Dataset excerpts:
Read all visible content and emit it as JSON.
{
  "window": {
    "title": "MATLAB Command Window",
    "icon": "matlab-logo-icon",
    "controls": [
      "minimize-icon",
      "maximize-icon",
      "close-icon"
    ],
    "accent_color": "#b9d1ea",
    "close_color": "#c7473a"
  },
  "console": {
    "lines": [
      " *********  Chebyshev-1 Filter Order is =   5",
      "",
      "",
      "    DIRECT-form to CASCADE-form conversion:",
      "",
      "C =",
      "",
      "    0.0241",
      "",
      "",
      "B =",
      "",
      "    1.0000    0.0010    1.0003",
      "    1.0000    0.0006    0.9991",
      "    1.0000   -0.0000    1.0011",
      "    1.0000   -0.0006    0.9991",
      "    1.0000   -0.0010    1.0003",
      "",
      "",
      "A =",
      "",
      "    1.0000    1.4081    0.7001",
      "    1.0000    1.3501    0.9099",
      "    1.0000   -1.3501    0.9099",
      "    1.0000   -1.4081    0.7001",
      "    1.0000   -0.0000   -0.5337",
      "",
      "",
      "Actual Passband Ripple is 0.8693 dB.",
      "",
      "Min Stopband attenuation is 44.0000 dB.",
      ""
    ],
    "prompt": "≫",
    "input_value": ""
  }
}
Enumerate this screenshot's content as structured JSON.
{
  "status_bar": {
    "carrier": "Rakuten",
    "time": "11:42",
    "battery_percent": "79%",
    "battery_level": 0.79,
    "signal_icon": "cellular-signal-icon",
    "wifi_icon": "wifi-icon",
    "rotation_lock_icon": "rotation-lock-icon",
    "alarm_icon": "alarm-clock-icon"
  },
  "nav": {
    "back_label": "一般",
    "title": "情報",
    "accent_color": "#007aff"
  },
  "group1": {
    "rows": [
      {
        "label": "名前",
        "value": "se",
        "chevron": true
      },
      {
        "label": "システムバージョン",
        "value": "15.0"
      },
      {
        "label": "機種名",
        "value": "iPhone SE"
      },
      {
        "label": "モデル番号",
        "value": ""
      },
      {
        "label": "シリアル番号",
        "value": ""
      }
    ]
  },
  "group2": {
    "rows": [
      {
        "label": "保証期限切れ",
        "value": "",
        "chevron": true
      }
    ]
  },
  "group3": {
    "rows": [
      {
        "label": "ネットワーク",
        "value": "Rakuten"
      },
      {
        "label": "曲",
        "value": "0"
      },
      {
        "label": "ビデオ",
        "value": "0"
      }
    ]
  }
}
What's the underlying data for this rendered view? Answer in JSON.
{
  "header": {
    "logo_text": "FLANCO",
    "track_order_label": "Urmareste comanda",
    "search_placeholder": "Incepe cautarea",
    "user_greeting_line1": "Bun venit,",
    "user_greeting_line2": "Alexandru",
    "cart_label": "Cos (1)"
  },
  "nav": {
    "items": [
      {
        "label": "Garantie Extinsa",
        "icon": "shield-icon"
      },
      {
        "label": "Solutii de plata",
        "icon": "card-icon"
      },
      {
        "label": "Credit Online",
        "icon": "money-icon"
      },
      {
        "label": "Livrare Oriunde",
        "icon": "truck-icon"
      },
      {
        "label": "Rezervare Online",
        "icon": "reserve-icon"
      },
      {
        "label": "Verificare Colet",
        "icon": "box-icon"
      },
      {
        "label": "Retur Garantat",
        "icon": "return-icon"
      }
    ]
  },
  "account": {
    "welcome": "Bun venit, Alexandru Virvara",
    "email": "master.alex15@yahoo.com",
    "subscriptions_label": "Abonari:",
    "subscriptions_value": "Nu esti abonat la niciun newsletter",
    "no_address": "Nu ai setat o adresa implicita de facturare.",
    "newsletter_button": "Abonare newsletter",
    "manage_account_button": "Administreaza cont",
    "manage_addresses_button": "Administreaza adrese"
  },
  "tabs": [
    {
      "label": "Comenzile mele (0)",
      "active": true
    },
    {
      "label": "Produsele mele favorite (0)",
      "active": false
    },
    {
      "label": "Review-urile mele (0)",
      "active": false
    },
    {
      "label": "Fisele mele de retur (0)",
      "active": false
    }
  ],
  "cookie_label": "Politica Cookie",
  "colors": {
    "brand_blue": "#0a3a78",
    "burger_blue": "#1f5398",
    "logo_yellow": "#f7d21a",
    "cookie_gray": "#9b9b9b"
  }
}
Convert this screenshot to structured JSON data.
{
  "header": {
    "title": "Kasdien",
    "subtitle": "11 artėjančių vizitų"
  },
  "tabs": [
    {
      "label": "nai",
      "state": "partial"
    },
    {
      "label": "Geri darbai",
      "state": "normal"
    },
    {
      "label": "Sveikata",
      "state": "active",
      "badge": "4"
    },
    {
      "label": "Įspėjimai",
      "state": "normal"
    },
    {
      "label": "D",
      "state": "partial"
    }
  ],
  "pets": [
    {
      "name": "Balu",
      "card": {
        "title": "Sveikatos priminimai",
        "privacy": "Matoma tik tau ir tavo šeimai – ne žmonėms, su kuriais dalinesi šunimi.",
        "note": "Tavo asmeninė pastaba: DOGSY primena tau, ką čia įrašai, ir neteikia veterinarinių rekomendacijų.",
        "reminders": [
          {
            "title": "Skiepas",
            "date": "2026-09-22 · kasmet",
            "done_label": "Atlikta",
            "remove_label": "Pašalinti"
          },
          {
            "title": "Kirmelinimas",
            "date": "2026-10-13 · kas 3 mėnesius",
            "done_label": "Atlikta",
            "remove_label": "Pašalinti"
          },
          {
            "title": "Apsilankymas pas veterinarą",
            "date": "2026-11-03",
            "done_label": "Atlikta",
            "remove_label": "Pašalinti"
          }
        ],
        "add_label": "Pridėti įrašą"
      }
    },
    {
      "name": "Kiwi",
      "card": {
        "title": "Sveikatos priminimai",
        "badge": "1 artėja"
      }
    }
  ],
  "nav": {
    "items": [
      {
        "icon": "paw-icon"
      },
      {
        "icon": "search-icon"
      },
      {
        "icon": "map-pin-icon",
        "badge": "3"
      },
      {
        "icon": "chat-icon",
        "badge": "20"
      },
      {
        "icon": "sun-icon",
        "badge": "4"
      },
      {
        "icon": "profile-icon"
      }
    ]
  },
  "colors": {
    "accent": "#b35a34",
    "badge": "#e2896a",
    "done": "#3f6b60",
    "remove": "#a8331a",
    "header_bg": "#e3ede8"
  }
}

§ Problem description
What is the number of lines in this listing that contain the word "mele"? Answer with that number and nothing else.

§ Result of the task
4